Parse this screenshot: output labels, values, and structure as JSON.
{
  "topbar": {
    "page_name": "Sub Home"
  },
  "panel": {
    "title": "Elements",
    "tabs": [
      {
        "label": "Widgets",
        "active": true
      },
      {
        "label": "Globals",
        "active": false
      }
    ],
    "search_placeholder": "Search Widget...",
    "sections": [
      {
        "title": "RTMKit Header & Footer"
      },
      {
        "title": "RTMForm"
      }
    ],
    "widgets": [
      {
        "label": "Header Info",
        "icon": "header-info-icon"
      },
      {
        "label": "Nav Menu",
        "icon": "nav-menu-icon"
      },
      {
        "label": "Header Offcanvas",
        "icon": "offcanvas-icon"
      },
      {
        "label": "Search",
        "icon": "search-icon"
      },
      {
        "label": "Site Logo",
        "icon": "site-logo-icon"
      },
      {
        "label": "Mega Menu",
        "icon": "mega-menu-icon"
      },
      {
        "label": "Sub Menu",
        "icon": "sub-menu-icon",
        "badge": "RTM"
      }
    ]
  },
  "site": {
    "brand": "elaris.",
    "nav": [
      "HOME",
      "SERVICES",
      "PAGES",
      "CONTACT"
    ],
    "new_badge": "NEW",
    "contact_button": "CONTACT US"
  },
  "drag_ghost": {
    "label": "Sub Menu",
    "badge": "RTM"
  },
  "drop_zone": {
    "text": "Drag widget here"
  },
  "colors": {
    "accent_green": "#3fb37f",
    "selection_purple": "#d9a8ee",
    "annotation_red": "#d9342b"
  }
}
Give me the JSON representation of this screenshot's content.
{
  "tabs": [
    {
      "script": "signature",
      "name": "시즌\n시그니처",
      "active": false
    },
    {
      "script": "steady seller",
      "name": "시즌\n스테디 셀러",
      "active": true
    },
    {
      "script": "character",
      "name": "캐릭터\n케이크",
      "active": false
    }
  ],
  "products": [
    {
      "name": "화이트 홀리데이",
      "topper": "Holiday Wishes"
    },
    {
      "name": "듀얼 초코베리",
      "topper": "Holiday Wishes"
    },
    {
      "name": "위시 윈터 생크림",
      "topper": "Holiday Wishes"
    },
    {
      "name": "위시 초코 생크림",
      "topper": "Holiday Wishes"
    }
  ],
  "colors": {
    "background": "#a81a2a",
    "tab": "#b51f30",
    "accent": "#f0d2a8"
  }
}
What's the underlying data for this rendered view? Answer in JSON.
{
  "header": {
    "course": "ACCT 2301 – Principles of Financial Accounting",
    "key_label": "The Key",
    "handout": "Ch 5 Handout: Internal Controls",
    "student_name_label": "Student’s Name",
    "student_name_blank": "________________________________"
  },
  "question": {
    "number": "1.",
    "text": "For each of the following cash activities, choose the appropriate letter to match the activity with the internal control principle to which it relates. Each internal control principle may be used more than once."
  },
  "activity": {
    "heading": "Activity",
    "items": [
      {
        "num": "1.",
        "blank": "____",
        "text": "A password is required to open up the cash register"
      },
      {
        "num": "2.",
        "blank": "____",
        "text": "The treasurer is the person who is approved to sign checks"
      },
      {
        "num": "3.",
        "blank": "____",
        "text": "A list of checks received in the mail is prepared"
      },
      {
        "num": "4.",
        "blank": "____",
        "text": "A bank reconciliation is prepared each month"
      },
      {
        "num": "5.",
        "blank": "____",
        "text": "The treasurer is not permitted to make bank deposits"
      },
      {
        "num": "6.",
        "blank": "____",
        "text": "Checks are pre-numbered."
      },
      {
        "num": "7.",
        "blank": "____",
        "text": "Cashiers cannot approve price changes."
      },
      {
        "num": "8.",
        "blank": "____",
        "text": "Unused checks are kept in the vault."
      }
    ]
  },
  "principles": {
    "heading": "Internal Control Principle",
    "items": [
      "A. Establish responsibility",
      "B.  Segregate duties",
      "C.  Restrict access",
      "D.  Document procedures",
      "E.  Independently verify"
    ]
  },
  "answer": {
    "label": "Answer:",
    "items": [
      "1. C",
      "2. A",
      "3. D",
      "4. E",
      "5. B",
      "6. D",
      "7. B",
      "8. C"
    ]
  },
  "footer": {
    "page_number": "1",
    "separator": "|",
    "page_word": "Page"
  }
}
___
AIM OF THE TASK:
Copy out every line with the word "JSON".

ANSWER TO THE TASK:
Parse this screenshot: output labels, values, and structure as JSON.
Give me the JSON representation of this screenshot's content.
What's the underlying data for this rendered view? Answer in JSON.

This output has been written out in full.